ACTIONS TO TAKE:
a - Print the portion of the article on Serena Williams from "The Evolution of" to "from biased officials.".
b - List every career accomplishment of Serena Williams that the article on her evolution cites as evidence that she is the most accomplished female tennis player in history.

PAGE EXCERPT:
■ ■ ■ ■ ■ ■ ■

The Evolution of Serena Williams: Social Workers Reflect

September 12, 2022

Nearing age 41, Serena Williams is leaving professional tennis. Via the September issue of Vogue she announced that she is not retiring but “evolving,” in order to have a second child and continue building her venture capital firm. In a conversation on the Archetypes podcast hosted by Meghan, Duchess of Sussex, Serena revealed her personal and professional challenges, from the demands of playing a match after staying up all night with an injured child to the trauma of lost points and matches due to bad calls from biased officials.

Serena is the Greatest of All Time. She is the most accomplished female tennis player in history, with 23 Grand Slam singles titles, 14 doubles titles, and a 319-week record as the top-ranked player in the Women’s Tennis Association. As Serena played her final US Open, CSSW faculty and alumni who are athletes and who work with athletes shared some insights. These professionals reflect on what Serena’s career has meant to sports and the world at large, and how difficult it can be for an athlete to choose the right time to leave a sport.

Janice Geneva Matthews (PhD ‘87)

■ ■ ■ ■ ■ ■ ■

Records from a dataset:
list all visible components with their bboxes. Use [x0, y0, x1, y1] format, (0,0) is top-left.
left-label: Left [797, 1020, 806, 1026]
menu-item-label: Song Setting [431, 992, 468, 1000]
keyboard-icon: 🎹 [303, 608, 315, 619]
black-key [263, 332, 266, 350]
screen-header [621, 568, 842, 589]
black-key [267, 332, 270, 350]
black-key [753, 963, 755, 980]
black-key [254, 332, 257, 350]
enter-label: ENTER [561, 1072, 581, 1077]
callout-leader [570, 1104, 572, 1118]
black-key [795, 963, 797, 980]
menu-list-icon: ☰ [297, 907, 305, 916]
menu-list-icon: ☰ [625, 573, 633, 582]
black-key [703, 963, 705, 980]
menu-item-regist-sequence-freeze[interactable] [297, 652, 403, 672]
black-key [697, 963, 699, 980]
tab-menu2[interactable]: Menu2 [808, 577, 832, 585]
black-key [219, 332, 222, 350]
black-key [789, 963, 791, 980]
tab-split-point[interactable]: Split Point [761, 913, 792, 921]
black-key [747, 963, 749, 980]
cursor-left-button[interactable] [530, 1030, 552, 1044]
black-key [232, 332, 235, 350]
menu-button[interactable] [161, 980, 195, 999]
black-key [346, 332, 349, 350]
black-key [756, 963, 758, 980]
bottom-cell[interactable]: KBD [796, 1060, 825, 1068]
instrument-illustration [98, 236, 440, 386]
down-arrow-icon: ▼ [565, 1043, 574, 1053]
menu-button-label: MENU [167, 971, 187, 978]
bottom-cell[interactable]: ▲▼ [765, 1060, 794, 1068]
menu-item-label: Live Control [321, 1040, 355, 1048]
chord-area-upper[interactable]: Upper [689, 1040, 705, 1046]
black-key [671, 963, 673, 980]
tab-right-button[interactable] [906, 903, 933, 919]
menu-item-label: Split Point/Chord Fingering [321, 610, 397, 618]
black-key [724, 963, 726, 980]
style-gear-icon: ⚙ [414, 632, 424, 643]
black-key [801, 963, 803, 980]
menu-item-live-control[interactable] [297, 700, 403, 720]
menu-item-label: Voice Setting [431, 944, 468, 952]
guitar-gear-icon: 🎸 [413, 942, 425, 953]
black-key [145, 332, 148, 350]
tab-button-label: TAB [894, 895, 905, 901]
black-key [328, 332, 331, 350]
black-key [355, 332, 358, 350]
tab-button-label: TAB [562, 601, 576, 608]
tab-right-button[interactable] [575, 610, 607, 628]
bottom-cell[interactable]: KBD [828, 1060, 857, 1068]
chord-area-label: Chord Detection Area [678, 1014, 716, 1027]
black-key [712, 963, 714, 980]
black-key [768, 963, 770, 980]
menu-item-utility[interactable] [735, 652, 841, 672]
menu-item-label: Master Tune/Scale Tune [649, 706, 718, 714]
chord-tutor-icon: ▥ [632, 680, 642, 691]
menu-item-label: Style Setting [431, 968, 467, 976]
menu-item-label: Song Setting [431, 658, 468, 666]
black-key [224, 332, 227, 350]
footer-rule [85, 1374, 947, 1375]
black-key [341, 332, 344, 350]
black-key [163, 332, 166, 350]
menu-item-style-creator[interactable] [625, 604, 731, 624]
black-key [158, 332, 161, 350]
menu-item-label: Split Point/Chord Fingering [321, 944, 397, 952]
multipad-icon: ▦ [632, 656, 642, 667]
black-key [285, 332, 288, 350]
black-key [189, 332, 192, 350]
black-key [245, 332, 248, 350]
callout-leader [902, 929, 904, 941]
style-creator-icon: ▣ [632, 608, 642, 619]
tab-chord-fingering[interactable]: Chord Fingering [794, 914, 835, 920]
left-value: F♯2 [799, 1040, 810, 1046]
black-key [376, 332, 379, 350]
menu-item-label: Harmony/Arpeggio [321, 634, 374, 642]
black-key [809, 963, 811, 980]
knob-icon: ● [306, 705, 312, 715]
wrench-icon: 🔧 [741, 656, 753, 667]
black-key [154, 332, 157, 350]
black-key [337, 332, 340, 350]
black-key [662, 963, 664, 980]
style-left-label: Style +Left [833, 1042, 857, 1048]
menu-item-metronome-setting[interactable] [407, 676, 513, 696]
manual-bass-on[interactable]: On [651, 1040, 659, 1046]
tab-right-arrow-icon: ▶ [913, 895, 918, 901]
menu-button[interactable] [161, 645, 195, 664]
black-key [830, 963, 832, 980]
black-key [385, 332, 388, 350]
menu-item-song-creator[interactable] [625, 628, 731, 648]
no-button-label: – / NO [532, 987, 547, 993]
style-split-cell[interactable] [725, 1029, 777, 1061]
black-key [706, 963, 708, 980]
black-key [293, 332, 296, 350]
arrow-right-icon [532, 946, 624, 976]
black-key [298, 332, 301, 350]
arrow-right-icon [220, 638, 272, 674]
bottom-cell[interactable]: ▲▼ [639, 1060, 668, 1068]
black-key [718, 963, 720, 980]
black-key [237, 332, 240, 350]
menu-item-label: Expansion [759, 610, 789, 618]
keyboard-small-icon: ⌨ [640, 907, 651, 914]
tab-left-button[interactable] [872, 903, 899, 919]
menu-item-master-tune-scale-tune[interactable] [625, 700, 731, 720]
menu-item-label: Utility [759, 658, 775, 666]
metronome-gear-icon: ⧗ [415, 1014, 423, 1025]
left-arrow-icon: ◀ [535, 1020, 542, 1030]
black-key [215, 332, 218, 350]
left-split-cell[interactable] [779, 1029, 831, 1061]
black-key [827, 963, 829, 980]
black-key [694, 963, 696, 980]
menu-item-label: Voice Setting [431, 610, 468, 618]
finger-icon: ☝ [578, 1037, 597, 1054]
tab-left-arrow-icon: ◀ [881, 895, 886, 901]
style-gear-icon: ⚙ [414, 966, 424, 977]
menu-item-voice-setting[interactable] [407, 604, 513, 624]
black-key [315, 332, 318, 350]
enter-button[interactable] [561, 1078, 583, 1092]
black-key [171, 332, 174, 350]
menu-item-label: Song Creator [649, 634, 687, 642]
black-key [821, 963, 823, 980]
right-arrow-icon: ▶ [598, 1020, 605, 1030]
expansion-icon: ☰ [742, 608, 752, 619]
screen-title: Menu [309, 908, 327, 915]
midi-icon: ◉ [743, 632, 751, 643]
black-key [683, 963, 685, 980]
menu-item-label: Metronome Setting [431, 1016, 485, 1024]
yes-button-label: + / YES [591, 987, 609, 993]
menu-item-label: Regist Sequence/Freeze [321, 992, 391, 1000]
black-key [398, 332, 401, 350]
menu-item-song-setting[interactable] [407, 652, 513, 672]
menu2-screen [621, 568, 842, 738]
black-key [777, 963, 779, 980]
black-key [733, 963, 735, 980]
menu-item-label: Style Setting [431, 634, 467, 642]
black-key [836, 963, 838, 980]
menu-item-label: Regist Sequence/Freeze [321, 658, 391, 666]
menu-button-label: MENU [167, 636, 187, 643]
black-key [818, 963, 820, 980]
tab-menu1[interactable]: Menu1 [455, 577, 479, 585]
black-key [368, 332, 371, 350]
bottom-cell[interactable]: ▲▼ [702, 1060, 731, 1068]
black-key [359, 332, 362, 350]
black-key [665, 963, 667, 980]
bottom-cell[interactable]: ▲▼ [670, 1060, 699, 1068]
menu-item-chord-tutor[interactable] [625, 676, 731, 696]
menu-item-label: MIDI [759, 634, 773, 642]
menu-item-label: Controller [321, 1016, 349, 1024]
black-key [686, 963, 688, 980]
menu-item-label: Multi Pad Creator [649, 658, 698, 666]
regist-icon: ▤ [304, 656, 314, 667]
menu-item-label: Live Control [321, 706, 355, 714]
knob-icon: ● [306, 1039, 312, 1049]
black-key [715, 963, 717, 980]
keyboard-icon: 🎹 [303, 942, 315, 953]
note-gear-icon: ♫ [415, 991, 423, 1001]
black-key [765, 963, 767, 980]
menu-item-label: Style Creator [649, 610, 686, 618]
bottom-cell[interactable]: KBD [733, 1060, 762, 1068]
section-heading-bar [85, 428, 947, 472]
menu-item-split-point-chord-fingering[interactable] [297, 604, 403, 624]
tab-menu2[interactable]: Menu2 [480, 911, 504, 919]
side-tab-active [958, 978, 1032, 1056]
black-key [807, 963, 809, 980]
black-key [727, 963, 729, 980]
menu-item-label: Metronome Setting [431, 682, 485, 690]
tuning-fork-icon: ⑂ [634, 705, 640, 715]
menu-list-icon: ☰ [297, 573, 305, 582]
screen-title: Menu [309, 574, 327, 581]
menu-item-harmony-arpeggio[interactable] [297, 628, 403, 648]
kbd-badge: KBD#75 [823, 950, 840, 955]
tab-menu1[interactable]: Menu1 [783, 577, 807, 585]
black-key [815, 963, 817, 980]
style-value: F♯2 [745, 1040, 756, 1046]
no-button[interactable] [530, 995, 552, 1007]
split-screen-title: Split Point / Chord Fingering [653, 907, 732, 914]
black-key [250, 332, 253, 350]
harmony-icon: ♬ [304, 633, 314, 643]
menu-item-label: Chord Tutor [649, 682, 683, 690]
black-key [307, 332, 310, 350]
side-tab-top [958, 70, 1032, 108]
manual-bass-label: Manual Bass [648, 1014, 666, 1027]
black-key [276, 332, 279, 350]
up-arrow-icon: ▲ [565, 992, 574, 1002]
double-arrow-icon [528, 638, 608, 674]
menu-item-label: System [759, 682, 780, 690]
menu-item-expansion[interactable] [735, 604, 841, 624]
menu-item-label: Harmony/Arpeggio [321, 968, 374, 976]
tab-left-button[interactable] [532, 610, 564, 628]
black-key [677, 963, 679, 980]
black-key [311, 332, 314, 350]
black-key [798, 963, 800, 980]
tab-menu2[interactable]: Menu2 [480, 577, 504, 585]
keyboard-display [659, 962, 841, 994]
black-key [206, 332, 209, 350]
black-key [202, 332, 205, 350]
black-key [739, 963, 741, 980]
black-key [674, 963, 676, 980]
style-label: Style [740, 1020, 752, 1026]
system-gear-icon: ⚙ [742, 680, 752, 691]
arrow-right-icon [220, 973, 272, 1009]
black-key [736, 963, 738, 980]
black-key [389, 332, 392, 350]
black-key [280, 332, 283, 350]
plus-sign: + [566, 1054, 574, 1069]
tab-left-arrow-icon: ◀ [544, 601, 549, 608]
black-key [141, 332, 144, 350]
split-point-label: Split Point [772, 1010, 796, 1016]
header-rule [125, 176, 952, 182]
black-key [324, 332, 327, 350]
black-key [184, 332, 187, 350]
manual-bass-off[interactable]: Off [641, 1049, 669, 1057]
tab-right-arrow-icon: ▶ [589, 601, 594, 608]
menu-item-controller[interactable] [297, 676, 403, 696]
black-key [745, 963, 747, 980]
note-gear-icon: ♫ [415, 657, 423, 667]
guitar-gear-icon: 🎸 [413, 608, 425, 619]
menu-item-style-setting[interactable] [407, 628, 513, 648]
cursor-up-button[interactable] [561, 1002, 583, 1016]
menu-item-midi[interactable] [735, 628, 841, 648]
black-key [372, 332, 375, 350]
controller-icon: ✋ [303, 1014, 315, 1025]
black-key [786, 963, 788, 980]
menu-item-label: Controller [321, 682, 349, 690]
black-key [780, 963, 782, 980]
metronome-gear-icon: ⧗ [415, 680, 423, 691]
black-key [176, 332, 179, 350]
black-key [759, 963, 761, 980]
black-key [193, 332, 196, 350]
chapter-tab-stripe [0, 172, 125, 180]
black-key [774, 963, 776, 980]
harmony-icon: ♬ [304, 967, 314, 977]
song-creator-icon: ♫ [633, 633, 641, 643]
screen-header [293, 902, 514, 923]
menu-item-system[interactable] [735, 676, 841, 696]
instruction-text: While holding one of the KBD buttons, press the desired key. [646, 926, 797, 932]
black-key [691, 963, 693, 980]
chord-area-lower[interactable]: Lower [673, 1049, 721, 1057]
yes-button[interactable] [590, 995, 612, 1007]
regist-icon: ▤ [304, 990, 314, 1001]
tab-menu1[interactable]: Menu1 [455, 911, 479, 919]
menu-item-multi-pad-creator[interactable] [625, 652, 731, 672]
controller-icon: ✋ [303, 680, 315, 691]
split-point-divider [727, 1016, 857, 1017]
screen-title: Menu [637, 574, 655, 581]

■ ■ ■ ■ ■ ■ ■

ANSWERS TO THIS EXERCISE:
a -
The Evolution of Serena Williams: Social Workers Reflect

September 12, 2022

Nearing age 41, Serena Williams is leaving professional tennis. Via the September issue of Vogue she announced that she is not retiring but “evolving,” in order to have a second child and continue building her venture capital firm. In a conversation on the Archetypes podcast hosted by Meghan, Duchess of Sussex, Serena revealed her personal and professional challenges, from the demands of playing a match after staying up all night with an injured child to the trauma of lost points and matches due to bad calls from biased officials.

b -
- 23 Grand Slam singles titles
- 14 doubles titles
- A 319-week record as the top-ranked player in the Women's Tennis Association